WORK REQUIRED
Copy each line of the material below that includes the string "Epididymides".

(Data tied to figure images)
= = =

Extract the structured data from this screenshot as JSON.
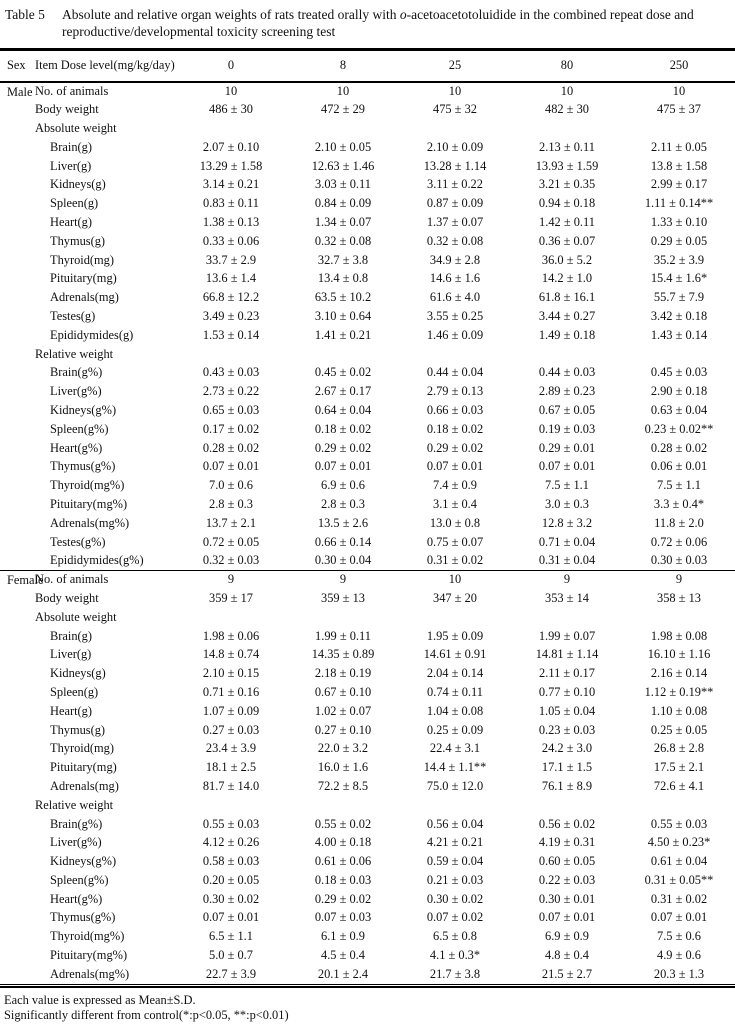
{
  "title": {
    "table_label": "Table 5",
    "caption_part1": "Absolute and relative organ weights of rats treated orally with ",
    "caption_italic": "o",
    "caption_part2": "-acetoacetotoluidide in the combined repeat dose and reproductive/developmental toxicity screening test"
  },
  "header": {
    "sex": "Sex",
    "item": "Item  Dose level(mg/kg/day)",
    "doses": [
      "0",
      "8",
      "25",
      "80",
      "250"
    ]
  },
  "sections": [
    {
      "sex": "Male",
      "rows": [
        {
          "label": "No. of animals",
          "indent": 1,
          "values": [
            "10",
            "10",
            "10",
            "10",
            "10"
          ]
        },
        {
          "label": "Body weight",
          "indent": 1,
          "values": [
            "486 ± 30",
            "472 ± 29",
            "475 ± 32",
            "482 ± 30",
            "475 ± 37"
          ]
        },
        {
          "label": "Absolute weight",
          "indent": 1,
          "values": [
            "",
            "",
            "",
            "",
            ""
          ]
        },
        {
          "label": "Brain(g)",
          "indent": 2,
          "values": [
            "2.07 ± 0.10",
            "2.10 ± 0.05",
            "2.10 ± 0.09",
            "2.13 ± 0.11",
            "2.11 ± 0.05"
          ]
        },
        {
          "label": "Liver(g)",
          "indent": 2,
          "values": [
            "13.29 ± 1.58",
            "12.63 ± 1.46",
            "13.28 ± 1.14",
            "13.93 ± 1.59",
            "13.8 ± 1.58"
          ]
        },
        {
          "label": "Kidneys(g)",
          "indent": 2,
          "values": [
            "3.14 ± 0.21",
            "3.03 ± 0.11",
            "3.11 ± 0.22",
            "3.21 ± 0.35",
            "2.99 ± 0.17"
          ]
        },
        {
          "label": "Spleen(g)",
          "indent": 2,
          "values": [
            "0.83 ± 0.11",
            "0.84 ± 0.09",
            "0.87 ± 0.09",
            "0.94 ± 0.18",
            "1.11 ± 0.14**"
          ]
        },
        {
          "label": "Heart(g)",
          "indent": 2,
          "values": [
            "1.38 ± 0.13",
            "1.34 ± 0.07",
            "1.37 ± 0.07",
            "1.42 ± 0.11",
            "1.33 ± 0.10"
          ]
        },
        {
          "label": "Thymus(g)",
          "indent": 2,
          "values": [
            "0.33 ± 0.06",
            "0.32 ± 0.08",
            "0.32 ± 0.08",
            "0.36 ± 0.07",
            "0.29 ± 0.05"
          ]
        },
        {
          "label": "Thyroid(mg)",
          "indent": 2,
          "values": [
            "33.7 ± 2.9",
            "32.7 ± 3.8",
            "34.9 ± 2.8",
            "36.0 ± 5.2",
            "35.2 ± 3.9"
          ]
        },
        {
          "label": "Pituitary(mg)",
          "indent": 2,
          "values": [
            "13.6 ± 1.4",
            "13.4 ± 0.8",
            "14.6 ± 1.6",
            "14.2 ± 1.0",
            "15.4 ± 1.6*"
          ]
        },
        {
          "label": "Adrenals(mg)",
          "indent": 2,
          "values": [
            "66.8 ± 12.2",
            "63.5 ± 10.2",
            "61.6 ± 4.0",
            "61.8 ± 16.1",
            "55.7 ± 7.9"
          ]
        },
        {
          "label": "Testes(g)",
          "indent": 2,
          "values": [
            "3.49 ± 0.23",
            "3.10 ± 0.64",
            "3.55 ± 0.25",
            "3.44 ± 0.27",
            "3.42 ± 0.18"
          ]
        },
        {
          "label": "Epididymides(g)",
          "indent": 2,
          "values": [
            "1.53 ± 0.14",
            "1.41 ± 0.21",
            "1.46 ± 0.09",
            "1.49 ± 0.18",
            "1.43 ± 0.14"
          ]
        },
        {
          "label": "Relative weight",
          "indent": 1,
          "values": [
            "",
            "",
            "",
            "",
            ""
          ]
        },
        {
          "label": "Brain(g%)",
          "indent": 2,
          "values": [
            "0.43 ± 0.03",
            "0.45 ± 0.02",
            "0.44 ± 0.04",
            "0.44 ± 0.03",
            "0.45 ± 0.03"
          ]
        },
        {
          "label": "Liver(g%)",
          "indent": 2,
          "values": [
            "2.73 ± 0.22",
            "2.67 ± 0.17",
            "2.79 ± 0.13",
            "2.89 ± 0.23",
            "2.90 ± 0.18"
          ]
        },
        {
          "label": "Kidneys(g%)",
          "indent": 2,
          "values": [
            "0.65 ± 0.03",
            "0.64 ± 0.04",
            "0.66 ± 0.03",
            "0.67 ± 0.05",
            "0.63 ± 0.04"
          ]
        },
        {
          "label": "Spleen(g%)",
          "indent": 2,
          "values": [
            "0.17 ± 0.02",
            "0.18 ± 0.02",
            "0.18 ± 0.02",
            "0.19 ± 0.03",
            "0.23 ± 0.02**"
          ]
        },
        {
          "label": "Heart(g%)",
          "indent": 2,
          "values": [
            "0.28 ± 0.02",
            "0.29 ± 0.02",
            "0.29 ± 0.02",
            "0.29 ± 0.01",
            "0.28 ± 0.02"
          ]
        },
        {
          "label": "Thymus(g%)",
          "indent": 2,
          "values": [
            "0.07 ± 0.01",
            "0.07 ± 0.01",
            "0.07 ± 0.01",
            "0.07 ± 0.01",
            "0.06 ± 0.01"
          ]
        },
        {
          "label": "Thyroid(mg%)",
          "indent": 2,
          "values": [
            "7.0 ± 0.6",
            "6.9 ± 0.6",
            "7.4 ± 0.9",
            "7.5 ± 1.1",
            "7.5 ± 1.1"
          ]
        },
        {
          "label": "Pituitary(mg%)",
          "indent": 2,
          "values": [
            "2.8 ± 0.3",
            "2.8 ± 0.3",
            "3.1 ± 0.4",
            "3.0 ± 0.3",
            "3.3 ± 0.4*"
          ]
        },
        {
          "label": "Adrenals(mg%)",
          "indent": 2,
          "values": [
            "13.7 ± 2.1",
            "13.5 ± 2.6",
            "13.0 ± 0.8",
            "12.8 ± 3.2",
            "11.8 ± 2.0"
          ]
        },
        {
          "label": "Testes(g%)",
          "indent": 2,
          "values": [
            "0.72 ± 0.05",
            "0.66 ± 0.14",
            "0.75 ± 0.07",
            "0.71 ± 0.04",
            "0.72 ± 0.06"
          ]
        },
        {
          "label": "Epididymides(g%)",
          "indent": 2,
          "values": [
            "0.32 ± 0.03",
            "0.30 ± 0.04",
            "0.31 ± 0.02",
            "0.31 ± 0.04",
            "0.30 ± 0.03"
          ]
        }
      ]
    },
    {
      "sex": "Female",
      "rows": [
        {
          "label": "No. of animals",
          "indent": 1,
          "values": [
            "9",
            "9",
            "10",
            "9",
            "9"
          ]
        },
        {
          "label": "Body weight",
          "indent": 1,
          "values": [
            "359 ± 17",
            "359 ± 13",
            "347 ± 20",
            "353 ± 14",
            "358 ± 13"
          ]
        },
        {
          "label": "Absolute weight",
          "indent": 1,
          "values": [
            "",
            "",
            "",
            "",
            ""
          ]
        },
        {
          "label": "Brain(g)",
          "indent": 2,
          "values": [
            "1.98 ± 0.06",
            "1.99 ± 0.11",
            "1.95 ± 0.09",
            "1.99 ± 0.07",
            "1.98 ± 0.08"
          ]
        },
        {
          "label": "Liver(g)",
          "indent": 2,
          "values": [
            "14.8 ± 0.74",
            "14.35 ± 0.89",
            "14.61 ± 0.91",
            "14.81 ± 1.14",
            "16.10 ± 1.16"
          ]
        },
        {
          "label": "Kidneys(g)",
          "indent": 2,
          "values": [
            "2.10 ± 0.15",
            "2.18 ± 0.19",
            "2.04 ± 0.14",
            "2.11 ± 0.17",
            "2.16 ± 0.14"
          ]
        },
        {
          "label": "Spleen(g)",
          "indent": 2,
          "values": [
            "0.71 ± 0.16",
            "0.67 ± 0.10",
            "0.74 ± 0.11",
            "0.77 ± 0.10",
            "1.12 ± 0.19**"
          ]
        },
        {
          "label": "Heart(g)",
          "indent": 2,
          "values": [
            "1.07 ± 0.09",
            "1.02 ± 0.07",
            "1.04 ± 0.08",
            "1.05 ± 0.04",
            "1.10 ± 0.08"
          ]
        },
        {
          "label": "Thymus(g)",
          "indent": 2,
          "values": [
            "0.27 ± 0.03",
            "0.27 ± 0.10",
            "0.25 ± 0.09",
            "0.23 ± 0.03",
            "0.25 ± 0.05"
          ]
        },
        {
          "label": "Thyroid(mg)",
          "indent": 2,
          "values": [
            "23.4 ± 3.9",
            "22.0 ± 3.2",
            "22.4 ± 3.1",
            "24.2 ± 3.0",
            "26.8 ± 2.8"
          ]
        },
        {
          "label": "Pituitary(mg)",
          "indent": 2,
          "values": [
            "18.1 ± 2.5",
            "16.0 ± 1.6",
            "14.4 ± 1.1**",
            "17.1 ± 1.5",
            "17.5 ± 2.1"
          ]
        },
        {
          "label": "Adrenals(mg)",
          "indent": 2,
          "values": [
            "81.7 ± 14.0",
            "72.2 ± 8.5",
            "75.0 ± 12.0",
            "76.1 ± 8.9",
            "72.6 ± 4.1"
          ]
        },
        {
          "label": "Relative weight",
          "indent": 1,
          "values": [
            "",
            "",
            "",
            "",
            ""
          ]
        },
        {
          "label": "Brain(g%)",
          "indent": 2,
          "values": [
            "0.55 ± 0.03",
            "0.55 ± 0.02",
            "0.56 ± 0.04",
            "0.56 ± 0.02",
            "0.55 ± 0.03"
          ]
        },
        {
          "label": "Liver(g%)",
          "indent": 2,
          "values": [
            "4.12 ± 0.26",
            "4.00 ± 0.18",
            "4.21 ± 0.21",
            "4.19 ± 0.31",
            "4.50 ± 0.23*"
          ]
        },
        {
          "label": "Kidneys(g%)",
          "indent": 2,
          "values": [
            "0.58 ± 0.03",
            "0.61 ± 0.06",
            "0.59 ± 0.04",
            "0.60 ± 0.05",
            "0.61 ± 0.04"
          ]
        },
        {
          "label": "Spleen(g%)",
          "indent": 2,
          "values": [
            "0.20 ± 0.05",
            "0.18 ± 0.03",
            "0.21 ± 0.03",
            "0.22 ± 0.03",
            "0.31 ± 0.05**"
          ]
        },
        {
          "label": "Heart(g%)",
          "indent": 2,
          "values": [
            "0.30 ± 0.02",
            "0.29 ± 0.02",
            "0.30 ± 0.02",
            "0.30 ± 0.01",
            "0.31 ± 0.02"
          ]
        },
        {
          "label": "Thymus(g%)",
          "indent": 2,
          "values": [
            "0.07 ± 0.01",
            "0.07 ± 0.03",
            "0.07 ± 0.02",
            "0.07 ± 0.01",
            "0.07 ± 0.01"
          ]
        },
        {
          "label": "Thyroid(mg%)",
          "indent": 2,
          "values": [
            "6.5 ± 1.1",
            "6.1 ± 0.9",
            "6.5 ± 0.8",
            "6.9 ± 0.9",
            "7.5 ± 0.6"
          ]
        },
        {
          "label": "Pituitary(mg%)",
          "indent": 2,
          "values": [
            "5.0 ± 0.7",
            "4.5 ± 0.4",
            "4.1 ± 0.3*",
            "4.8 ± 0.4",
            "4.9 ± 0.6"
          ]
        },
        {
          "label": "Adrenals(mg%)",
          "indent": 2,
          "values": [
            "22.7 ± 3.9",
            "20.1 ± 2.4",
            "21.7 ± 3.8",
            "21.5 ± 2.7",
            "20.3 ± 1.3"
          ]
        }
      ]
    }
  ],
  "footnotes": [
    "Each value is expressed as Mean±S.D.",
    "Significantly different from control(*:p<0.05, **:p<0.01)"
  ]
}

= = =

ANSWER TO THE PROBLEM
          "label": "Epididymides(g)",
          "label": "Epididymides(g%)",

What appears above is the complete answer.